» What this task involves: Quote the records in full and leave their pictures out.

==*==

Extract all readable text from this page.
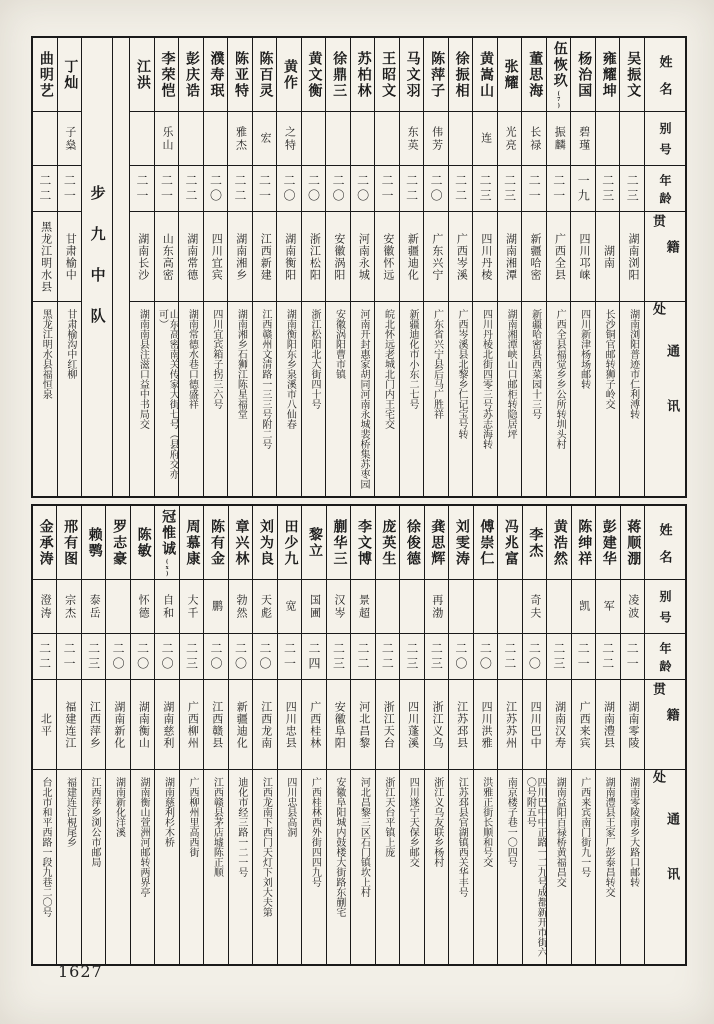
姓名
别号
年龄
籍贯
通讯处
吴振文
二三
湖南浏阳
湖南浏阳普迹市仁利溥转
雍耀坤
二三
湖南
长沙铜官邮转狮子岭交
杨治国
碧瑾
一九
四川邛崃
四川新津杨场邮转
伍恢玖
(7)
振麟
二一
广西全县
广西全县福觉乡乡公所转圳头村
董思海
长禄
二一
新疆哈密
新疆哈密县西菜园十三号
张耀
光亮
二三
湖南湘潭
湖南湘潭峡山口邮柜转隐居坪
黄嵩山
连
二三
四川丹棱
四川丹棱北街四零三号苏志海转
徐振相
二二
广西岑溪
广西岑溪县北黎乡仁记宝号转
陈萍子
伟芳
二〇
广东兴宁
广东省兴宁县后马广胜祥
马文羽
东英
二二
新疆迪化
新疆迪化市小东二七号
王昭文
二一
安徽怀远
皖北怀远老城北门内王宅交
苏柏林
二〇
河南永城
河南开封惠家胡同河南永城裴桥集苏枣园
徐鼎三
二〇
安徽涡阳
安徽涡阳曹市镇
黄文衡
二〇
浙江松阳
浙江松阳北大街四十号
黄作
之特
二〇
湖南衡阳
湖南衡阳东乡泉溪市八仙春
陈百灵
宏
二一
江西新建
江西赣州文清路一三三号附二号
陈亚特
雅杰
二二
湖南湘乡
湖南湘乡石狮江陈星福堂
濮寿珉
二〇
四川宜宾
四川宜宾箱子拐三六号
彭庆诰
二二
湖南常德
湖南常德水巷口德盛祥
李荣恺
乐山
二一
山东高密
山东高密南关传家大街七号（县府交亦可）
江洪
二一
湖南长沙
湖南南县注滋口益中书局交
步九中队
丁灿
子燊
二一
甘肃榆中
甘肃榆沟中红柳
曲明艺
二二
黑龙江明水县
黑龙江明水县福恒泉
姓名
别号
年龄
籍贯
通讯处
蒋顺淜
凌波
二一
湖南零陵
湖南零陵南乡大路口邮转
彭建华
军
二二
湖南澧县
湖南澧县王家厂彭泰昌转交
陈绅祥
凯
二一
广西来宾
广西来宾南门街九一号
黄浩然
二三
湖南汉寿
湖南益阳百禄桥黄福昌交
李杰
奇夫
二〇
四川巴中
四川巴中中正路一二九号成都新开市街六〇号附五号
冯兆富
二二
江苏苏州
南京楼子巷一〇四号
傅崇仁
二〇
四川洪雅
洪雅正街长顺和号交
刘雯涛
二〇
江苏邳县
江苏邳县官湖镇西关华丰号
龚思辉
再渤
二三
浙江义乌
浙江义乌友联乡杨村
徐俊德
二三
四川蓬溪
四川遂宁天保乡邮交
庞英生
二二
浙江天台
浙江天台平镇上庞
李文博
景超
二二
河北昌黎
河北昌黎三区石门镇坎上村
蒯华三
汉岑
二三
安徽阜阳
安徽阜阳城内鼓楼大街路东蒯宅
黎立
国圃
二四
广西桂林
广西桂林西外街四四九号
田少九
宽
二一
四川忠县
四川忠县高洞
刘为良
天彪
二〇
江西龙南
江西龙南下西门天灯下刘大夫第
章兴林
勃然
二〇
新疆迪化
迪化市经三路一二一号
陈有金
鹏
二〇
江西赣县
江西赣县茅店墟陈正顺
周慕康
大千
二三
广西柳州
广西柳州里高西街
冠惟诚
(x)
自和
二〇
湖南慈利
湖南慈利杉木桥
陈敏
怀德
二〇
湖南衡山
湖南衡山萱洲河邮转两界亭
罗志豪
二〇
湖南新化
湖南新化洋溪
赖鹗
泰岳
二三
江西萍乡
江西萍乡浏公市邮局
邢有图
宗杰
二一
福建连江
福建连江梘尾乡
金承涛
澄涛
二二
北平
台北市和平西路一段九巷二〇号
1627
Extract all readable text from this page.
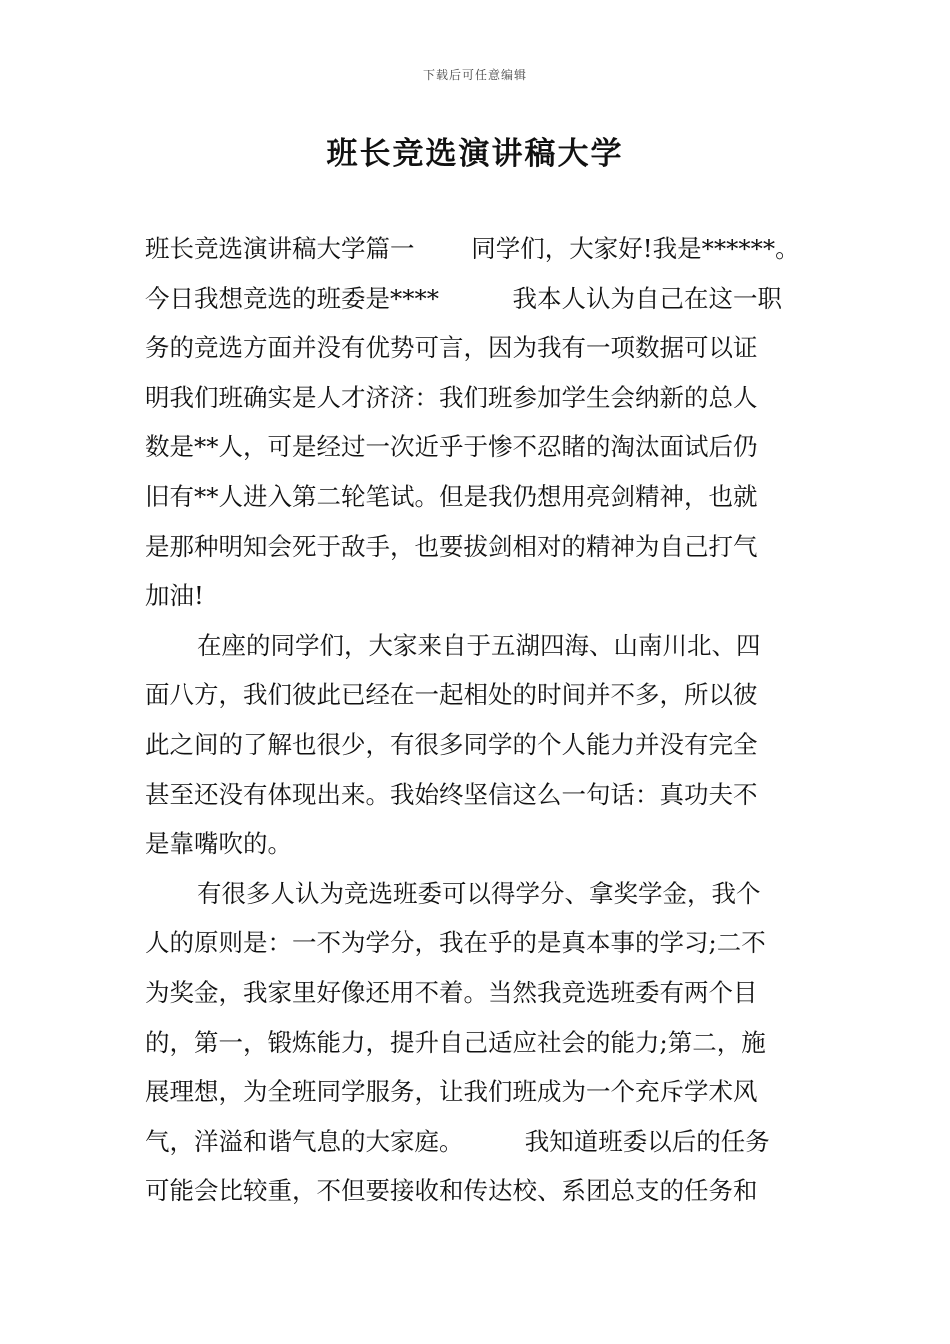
下载后可任意编辑
班长竞选演讲稿大学
班长竞选演讲稿大学篇一　　 同学们，大家好!我是******。
今日我想竞选的班委是****　　　我本人认为自己在这一职
务的竞选方面并没有优势可言，因为我有一项数据可以证
明我们班确实是人才济济：我们班参加学生会纳新的总人
数是**人，可是经过一次近乎于惨不忍睹的淘汰面试后仍
旧有**人进入第二轮笔试。但是我仍想用亮剑精神，也就
是那种明知会死于敌手，也要拔剑相对的精神为自己打气
加油!
在座的同学们，大家来自于五湖四海、山南川北、四
面八方，我们彼此已经在一起相处的时间并不多，所以彼
此之间的了解也很少，有很多同学的个人能力并没有完全
甚至还没有体现出来。我始终坚信这么一句话：真功夫不
是靠嘴吹的。
有很多人认为竞选班委可以得学分、拿奖学金，我个
人的原则是：一不为学分，我在乎的是真本事的学习;二不
为奖金，我家里好像还用不着。当然我竞选班委有两个目
的，第一，锻炼能力，提升自己适应社会的能力;第二，施
展理想，为全班同学服务，让我们班成为一个充斥学术风
气，洋溢和谐气息的大家庭。　　　我知道班委以后的任务
可能会比较重，不但要接收和传达校、系团总支的任务和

==*==

» Solution for this task:
Extract all readable text from this page.
姓名
别号
年龄
籍贯
通讯处
吴振文
二三
湖南浏阳
湖南浏阳普迹市仁利溥转
雍耀坤
二三
湖南
长沙铜官邮转狮子岭交
杨治国
碧瑾
一九
四川邛崃
四川新津杨场邮转
伍恢玖
(7)
振麟
二一
广西全县
广西全县福觉乡乡公所转圳头村
董思海
长禄
二一
新疆哈密
新疆哈密县西菜园十三号
张耀
光亮
二三
湖南湘潭
湖南湘潭峡山口邮柜转隐居坪
黄嵩山
连
二三
四川丹棱
四川丹棱北街四零三号苏志海转
徐振相
二二
广西岑溪
广西岑溪县北黎乡仁记宝号转
陈萍子
伟芳
二〇
广东兴宁
广东省兴宁县后马广胜祥
马文羽
东英
二二
新疆迪化
新疆迪化市小东二七号
王昭文
二一
安徽怀远
皖北怀远老城北门内王宅交
苏柏林
二〇
河南永城
河南开封惠家胡同河南永城裴桥集苏枣园
徐鼎三
二〇
安徽涡阳
安徽涡阳曹市镇
黄文衡
二〇
浙江松阳
浙江松阳北大街四十号
黄作
之特
二〇
湖南衡阳
湖南衡阳东乡泉溪市八仙春
陈百灵
宏
二一
江西新建
江西赣州文清路一三三号附二号
陈亚特
雅杰
二二
湖南湘乡
湖南湘乡石狮江陈星福堂
濮寿珉
二〇
四川宜宾
四川宜宾箱子拐三六号
彭庆诰
二二
湖南常德
湖南常德水巷口德盛祥
李荣恺
乐山
二一
山东高密
山东高密南关传家大街七号（县府交亦可）
江洪
二一
湖南长沙
湖南南县注滋口益中书局交
步九中队
丁灿
子燊
二一
甘肃榆中
甘肃榆沟中红柳
曲明艺
二二
黑龙江明水县
黑龙江明水县福恒泉
姓名
别号
年龄
籍贯
通讯处
蒋顺淜
凌波
二一
湖南零陵
湖南零陵南乡大路口邮转
彭建华
军
二二
湖南澧县
湖南澧县王家厂彭泰昌转交
陈绅祥
凯
二一
广西来宾
广西来宾南门街九一号
黄浩然
二三
湖南汉寿
湖南益阳百禄桥黄福昌交
李杰
奇夫
二〇
四川巴中
四川巴中中正路一二九号成都新开市街六〇号附五号
冯兆富
二二
江苏苏州
南京楼子巷一〇四号
傅崇仁
二〇
四川洪雅
洪雅正街长顺和号交
刘雯涛
二〇
江苏邳县
江苏邳县官湖镇西关华丰号
龚思辉
再渤
二三
浙江义乌
浙江义乌友联乡杨村
徐俊德
二三
四川蓬溪
四川遂宁天保乡邮交
庞英生
二二
浙江天台
浙江天台平镇上庞
李文博
景超
二二
河北昌黎
河北昌黎三区石门镇坎上村
蒯华三
汉岑
二三
安徽阜阳
安徽阜阳城内鼓楼大街路东蒯宅
黎立
国圃
二四
广西桂林
广西桂林西外街四四九号
田少九
宽
二一
四川忠县
四川忠县高洞
刘为良
天彪
二〇
江西龙南
江西龙南下西门天灯下刘大夫第
章兴林
勃然
二〇
新疆迪化
迪化市经三路一二一号
陈有金
鹏
二〇
江西赣县
江西赣县茅店墟陈正顺
周慕康
大千
二三
广西柳州
广西柳州里高西街
冠惟诚
(x)
自和
二〇
湖南慈利
湖南慈利杉木桥
陈敏
怀德
二〇
湖南衡山
湖南衡山萱洲河邮转两界亭
罗志豪
二〇
湖南新化
湖南新化洋溪
赖鹗
泰岳
二三
江西萍乡
江西萍乡浏公市邮局
邢有图
宗杰
二一
福建连江
福建连江梘尾乡
金承涛
澄涛
二二
北平
台北市和平西路一段九巷二〇号
1627
Extract all readable text from this page.
下载后可任意编辑
班长竞选演讲稿大学
班长竞选演讲稿大学篇一　　 同学们，大家好!我是******。
今日我想竞选的班委是****　　　我本人认为自己在这一职
务的竞选方面并没有优势可言，因为我有一项数据可以证
明我们班确实是人才济济：我们班参加学生会纳新的总人
数是**人，可是经过一次近乎于惨不忍睹的淘汰面试后仍
旧有**人进入第二轮笔试。但是我仍想用亮剑精神，也就
是那种明知会死于敌手，也要拔剑相对的精神为自己打气
加油!
在座的同学们，大家来自于五湖四海、山南川北、四
面八方，我们彼此已经在一起相处的时间并不多，所以彼
此之间的了解也很少，有很多同学的个人能力并没有完全
甚至还没有体现出来。我始终坚信这么一句话：真功夫不
是靠嘴吹的。
有很多人认为竞选班委可以得学分、拿奖学金，我个
人的原则是：一不为学分，我在乎的是真本事的学习;二不
为奖金，我家里好像还用不着。当然我竞选班委有两个目
的，第一，锻炼能力，提升自己适应社会的能力;第二，施
展理想，为全班同学服务，让我们班成为一个充斥学术风
气，洋溢和谐气息的大家庭。　　　我知道班委以后的任务
可能会比较重，不但要接收和传达校、系团总支的任务和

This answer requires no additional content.